- **PROBLEM DETAILS**
Records follow. Copy every line with "values".

- **ENTRIES SHOWN**
+ + + + +

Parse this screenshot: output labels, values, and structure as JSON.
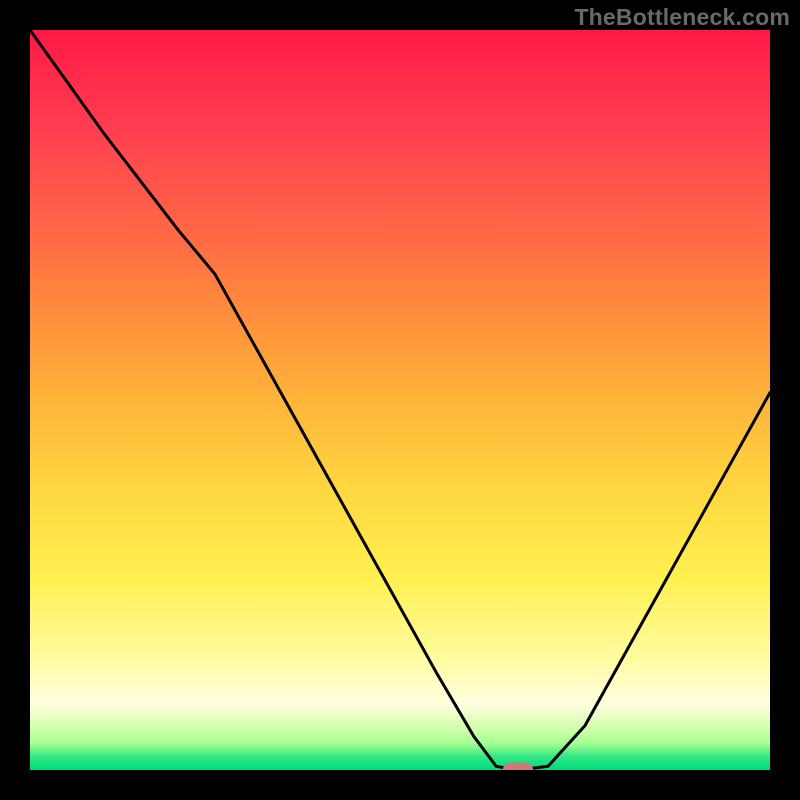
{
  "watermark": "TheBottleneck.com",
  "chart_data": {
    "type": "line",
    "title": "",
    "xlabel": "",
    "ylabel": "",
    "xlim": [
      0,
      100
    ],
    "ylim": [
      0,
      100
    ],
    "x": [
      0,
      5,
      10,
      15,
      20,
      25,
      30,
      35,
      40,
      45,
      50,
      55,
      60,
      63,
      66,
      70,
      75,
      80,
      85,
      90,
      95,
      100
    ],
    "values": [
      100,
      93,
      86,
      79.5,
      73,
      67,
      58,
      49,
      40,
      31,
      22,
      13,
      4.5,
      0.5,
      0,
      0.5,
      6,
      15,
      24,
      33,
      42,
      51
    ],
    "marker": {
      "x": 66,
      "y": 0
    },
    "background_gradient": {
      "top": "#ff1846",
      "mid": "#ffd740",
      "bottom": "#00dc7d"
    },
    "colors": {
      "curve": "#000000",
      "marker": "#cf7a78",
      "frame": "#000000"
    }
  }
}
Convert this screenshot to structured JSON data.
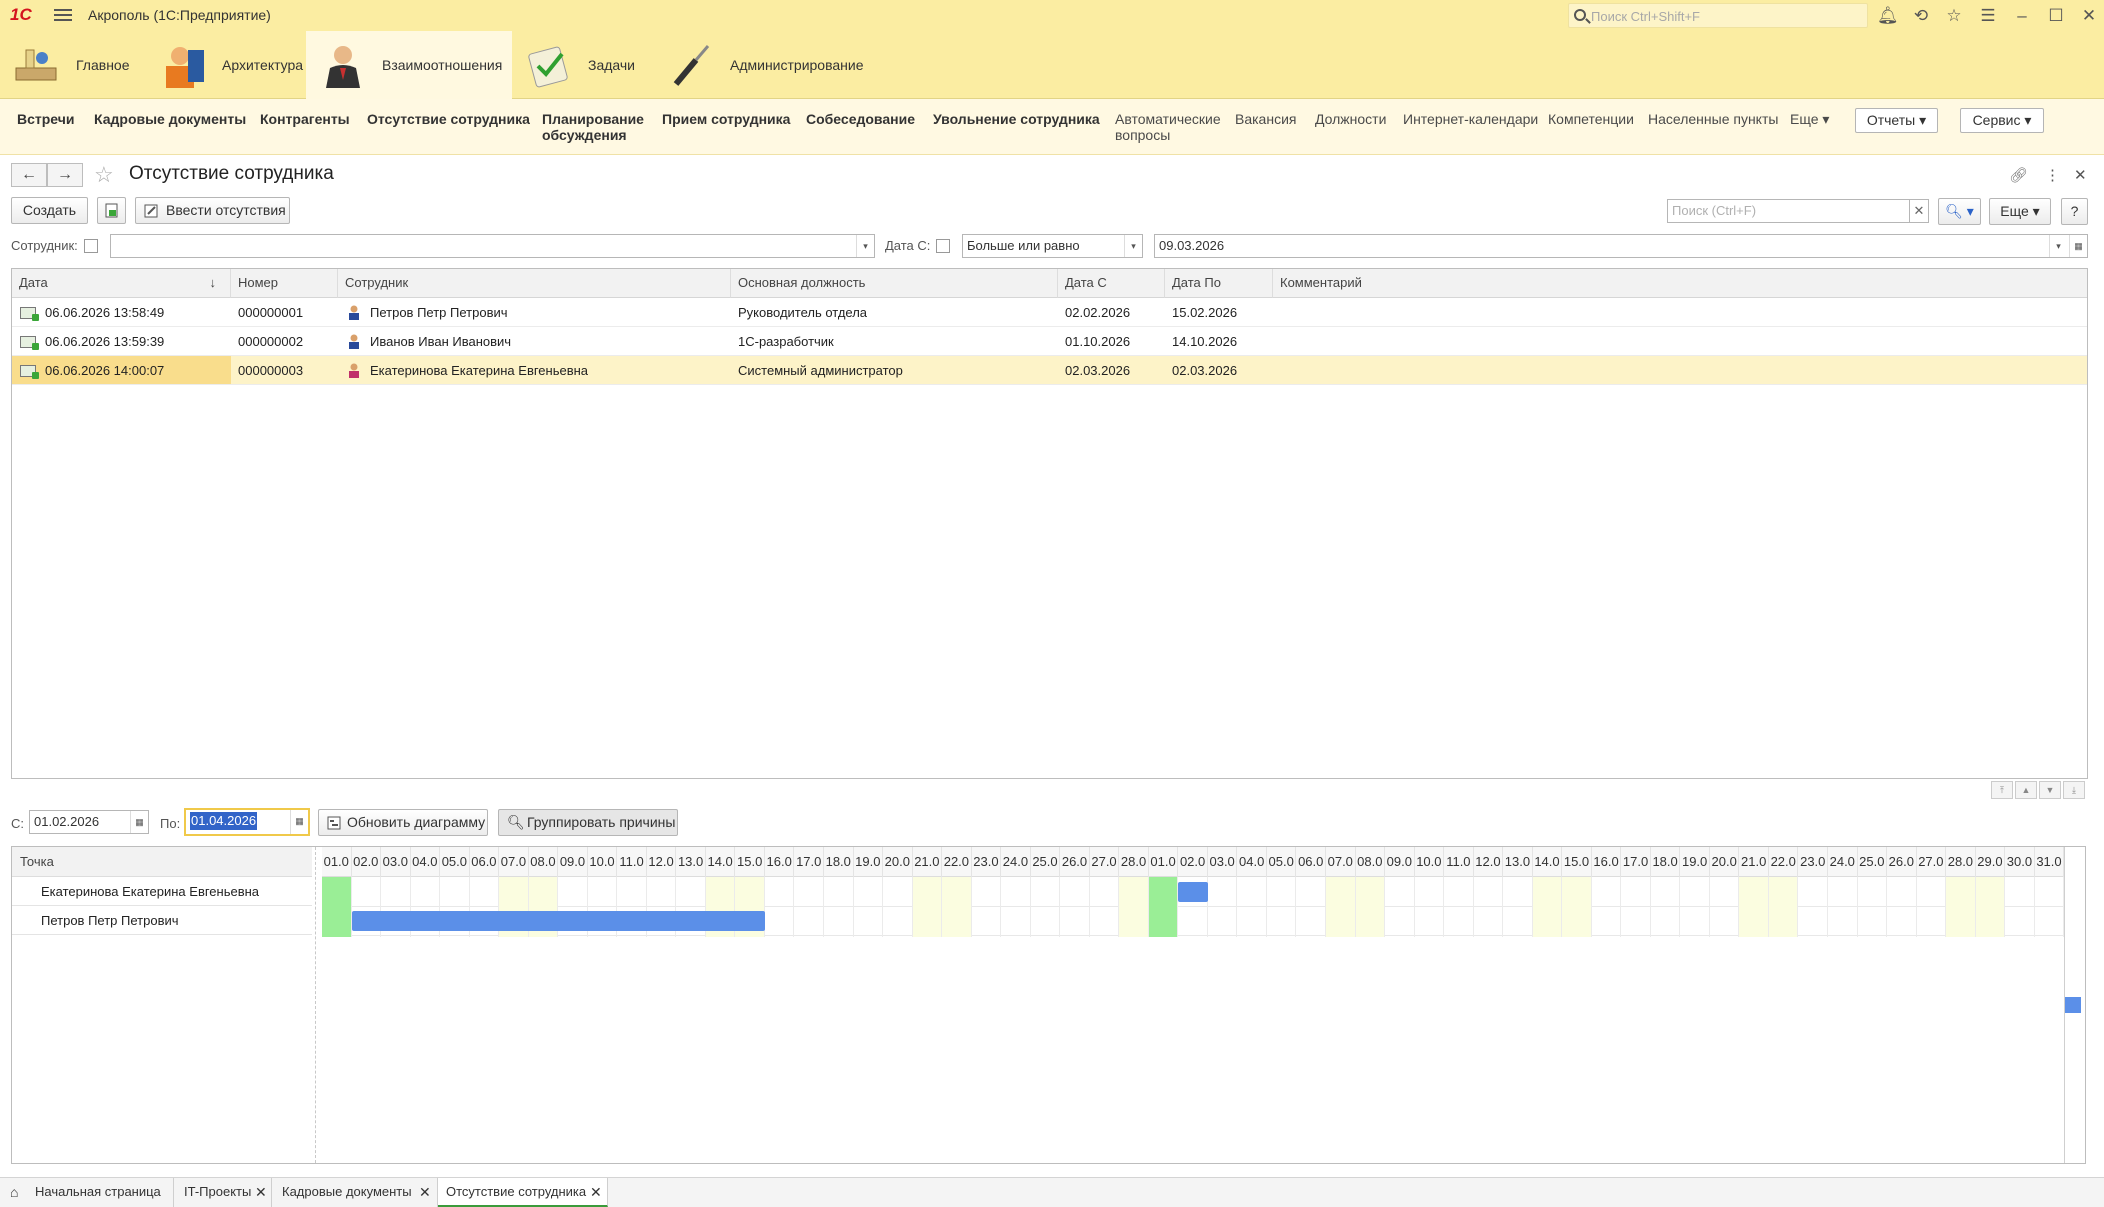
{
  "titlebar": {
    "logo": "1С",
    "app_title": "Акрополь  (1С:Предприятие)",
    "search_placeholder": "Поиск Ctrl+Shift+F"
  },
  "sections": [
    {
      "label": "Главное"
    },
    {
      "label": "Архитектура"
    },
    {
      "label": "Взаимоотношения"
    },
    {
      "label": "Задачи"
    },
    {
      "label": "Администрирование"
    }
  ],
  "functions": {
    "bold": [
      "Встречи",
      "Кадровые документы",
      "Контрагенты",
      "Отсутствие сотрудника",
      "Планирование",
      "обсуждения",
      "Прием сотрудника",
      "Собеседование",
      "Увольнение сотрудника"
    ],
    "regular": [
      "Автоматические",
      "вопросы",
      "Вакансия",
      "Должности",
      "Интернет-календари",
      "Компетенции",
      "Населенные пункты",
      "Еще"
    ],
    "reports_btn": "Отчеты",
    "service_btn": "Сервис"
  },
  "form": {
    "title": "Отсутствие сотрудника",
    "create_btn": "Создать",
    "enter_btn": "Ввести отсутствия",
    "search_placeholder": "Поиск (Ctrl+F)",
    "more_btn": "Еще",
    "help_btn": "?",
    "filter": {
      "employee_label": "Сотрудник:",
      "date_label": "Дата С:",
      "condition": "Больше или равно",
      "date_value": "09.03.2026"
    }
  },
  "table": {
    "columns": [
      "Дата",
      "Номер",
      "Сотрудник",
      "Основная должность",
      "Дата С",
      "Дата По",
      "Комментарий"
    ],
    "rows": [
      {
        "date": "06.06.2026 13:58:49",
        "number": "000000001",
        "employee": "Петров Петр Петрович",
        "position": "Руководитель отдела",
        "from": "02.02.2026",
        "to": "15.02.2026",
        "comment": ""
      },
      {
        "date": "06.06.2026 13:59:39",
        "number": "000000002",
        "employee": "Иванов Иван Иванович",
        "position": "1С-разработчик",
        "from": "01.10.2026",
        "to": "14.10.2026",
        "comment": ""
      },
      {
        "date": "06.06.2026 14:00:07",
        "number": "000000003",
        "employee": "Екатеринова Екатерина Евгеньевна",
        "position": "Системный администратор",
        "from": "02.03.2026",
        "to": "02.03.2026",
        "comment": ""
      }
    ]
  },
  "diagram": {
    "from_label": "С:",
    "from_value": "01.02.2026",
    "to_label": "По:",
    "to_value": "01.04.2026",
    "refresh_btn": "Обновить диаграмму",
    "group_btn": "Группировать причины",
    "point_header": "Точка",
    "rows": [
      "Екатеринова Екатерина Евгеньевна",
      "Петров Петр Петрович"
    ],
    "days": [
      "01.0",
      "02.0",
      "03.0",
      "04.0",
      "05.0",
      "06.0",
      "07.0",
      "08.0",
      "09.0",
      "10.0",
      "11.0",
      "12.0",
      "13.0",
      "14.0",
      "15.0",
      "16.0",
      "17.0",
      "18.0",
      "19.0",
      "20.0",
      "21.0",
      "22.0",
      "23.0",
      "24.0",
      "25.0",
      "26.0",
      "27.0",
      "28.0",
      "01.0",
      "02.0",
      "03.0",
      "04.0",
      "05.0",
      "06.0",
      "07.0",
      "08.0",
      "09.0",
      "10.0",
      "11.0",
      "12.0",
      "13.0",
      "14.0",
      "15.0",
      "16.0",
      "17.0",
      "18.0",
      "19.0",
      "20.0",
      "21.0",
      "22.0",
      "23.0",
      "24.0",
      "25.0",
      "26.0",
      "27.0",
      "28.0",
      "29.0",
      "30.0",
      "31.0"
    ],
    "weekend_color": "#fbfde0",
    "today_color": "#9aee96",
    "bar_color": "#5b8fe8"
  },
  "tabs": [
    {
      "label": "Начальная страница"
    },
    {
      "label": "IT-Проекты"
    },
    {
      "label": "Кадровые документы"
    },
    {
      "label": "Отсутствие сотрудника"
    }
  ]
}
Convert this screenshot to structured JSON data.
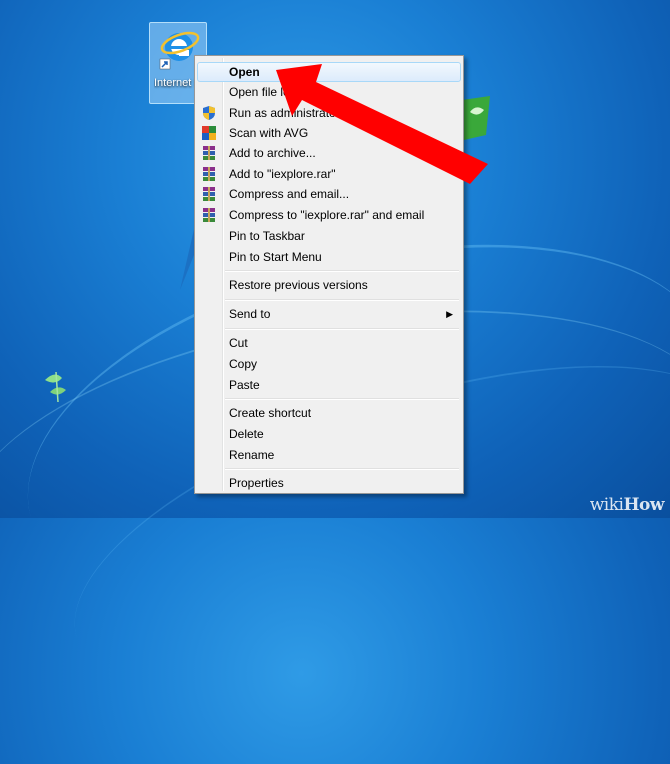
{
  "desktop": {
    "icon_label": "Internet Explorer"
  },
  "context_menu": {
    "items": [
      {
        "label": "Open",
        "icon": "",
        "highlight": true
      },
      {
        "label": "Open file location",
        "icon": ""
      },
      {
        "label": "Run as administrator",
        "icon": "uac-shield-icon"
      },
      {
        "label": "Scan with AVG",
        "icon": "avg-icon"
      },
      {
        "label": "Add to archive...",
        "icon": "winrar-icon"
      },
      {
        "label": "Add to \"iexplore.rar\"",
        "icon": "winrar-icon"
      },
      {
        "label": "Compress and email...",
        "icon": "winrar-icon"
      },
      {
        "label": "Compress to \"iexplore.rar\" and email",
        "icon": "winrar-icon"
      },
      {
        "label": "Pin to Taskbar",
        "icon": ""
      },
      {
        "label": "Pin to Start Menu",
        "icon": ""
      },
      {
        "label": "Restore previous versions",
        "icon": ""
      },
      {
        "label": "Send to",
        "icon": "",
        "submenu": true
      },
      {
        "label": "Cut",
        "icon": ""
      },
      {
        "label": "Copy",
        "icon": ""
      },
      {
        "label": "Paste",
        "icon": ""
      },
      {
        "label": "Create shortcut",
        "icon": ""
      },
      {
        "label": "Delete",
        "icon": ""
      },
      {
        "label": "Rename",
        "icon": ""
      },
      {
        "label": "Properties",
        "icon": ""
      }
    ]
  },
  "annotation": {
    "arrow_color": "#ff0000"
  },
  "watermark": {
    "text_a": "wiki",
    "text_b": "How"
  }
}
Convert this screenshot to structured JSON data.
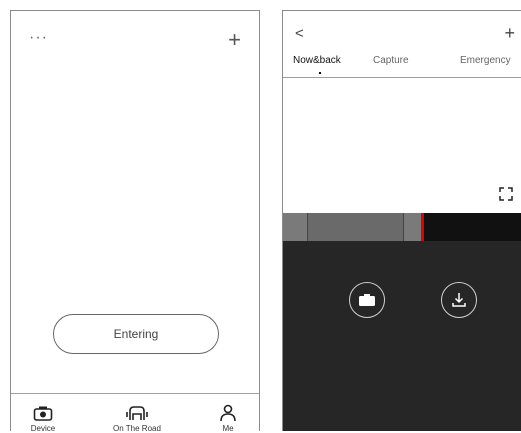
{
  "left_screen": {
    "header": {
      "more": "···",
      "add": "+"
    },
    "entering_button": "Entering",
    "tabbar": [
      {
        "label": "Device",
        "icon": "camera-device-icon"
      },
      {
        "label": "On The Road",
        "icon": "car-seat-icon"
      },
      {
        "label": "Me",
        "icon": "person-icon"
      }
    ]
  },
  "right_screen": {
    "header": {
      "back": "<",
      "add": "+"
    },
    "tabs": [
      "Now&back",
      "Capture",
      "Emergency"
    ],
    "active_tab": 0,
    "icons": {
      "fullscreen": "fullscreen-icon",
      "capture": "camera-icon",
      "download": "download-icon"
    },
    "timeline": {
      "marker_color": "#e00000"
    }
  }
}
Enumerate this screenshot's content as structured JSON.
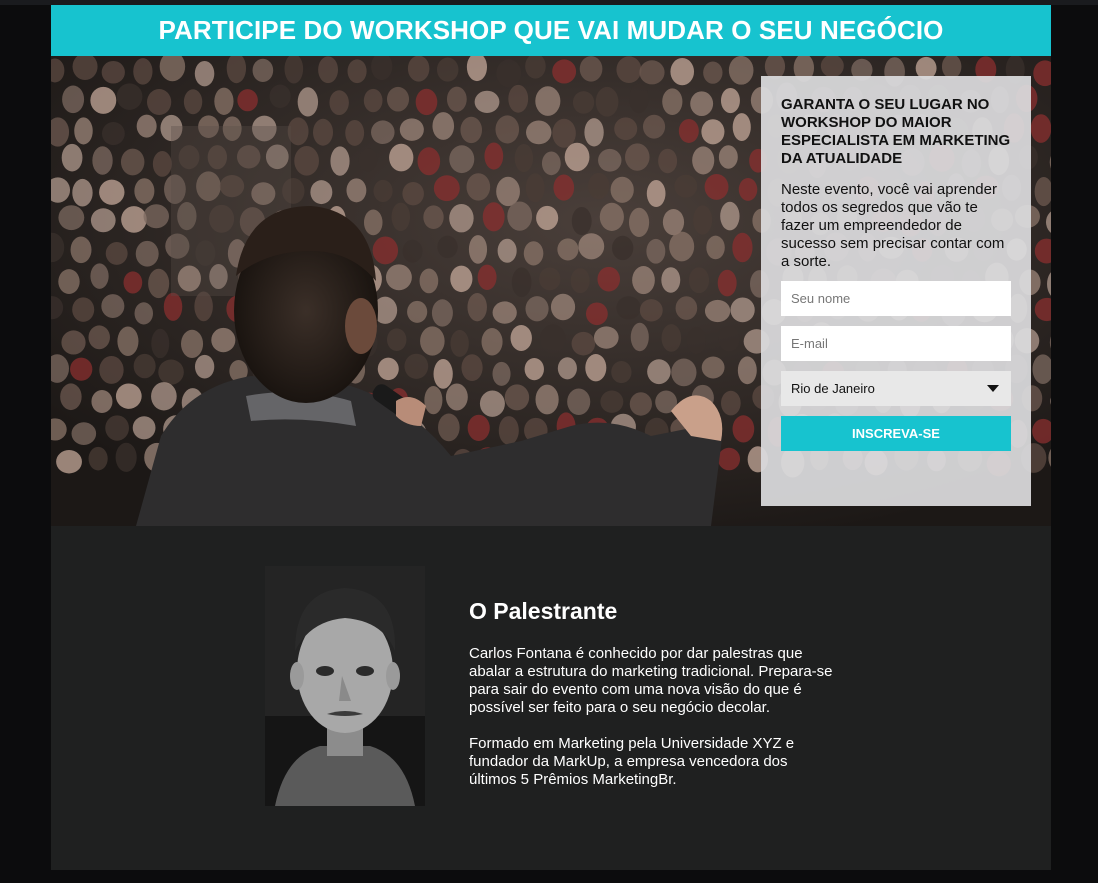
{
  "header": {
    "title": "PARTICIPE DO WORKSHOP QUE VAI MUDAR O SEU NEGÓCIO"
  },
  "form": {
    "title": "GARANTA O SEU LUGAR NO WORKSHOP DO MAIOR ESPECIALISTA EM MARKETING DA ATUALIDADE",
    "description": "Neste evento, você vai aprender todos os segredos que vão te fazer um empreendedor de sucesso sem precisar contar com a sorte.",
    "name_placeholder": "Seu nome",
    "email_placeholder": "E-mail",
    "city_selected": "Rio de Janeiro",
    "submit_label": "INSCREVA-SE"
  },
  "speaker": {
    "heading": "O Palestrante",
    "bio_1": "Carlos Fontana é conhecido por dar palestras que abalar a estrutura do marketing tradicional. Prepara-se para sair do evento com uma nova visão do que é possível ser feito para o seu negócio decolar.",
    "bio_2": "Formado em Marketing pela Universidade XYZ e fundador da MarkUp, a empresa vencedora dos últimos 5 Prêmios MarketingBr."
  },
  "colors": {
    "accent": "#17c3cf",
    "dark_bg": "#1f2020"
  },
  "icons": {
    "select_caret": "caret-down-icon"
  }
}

+ + + + +

- **ANSWER FOR THE TASK**
Parse this screenshot: output labels, values, and structure as JSON.
    "values": [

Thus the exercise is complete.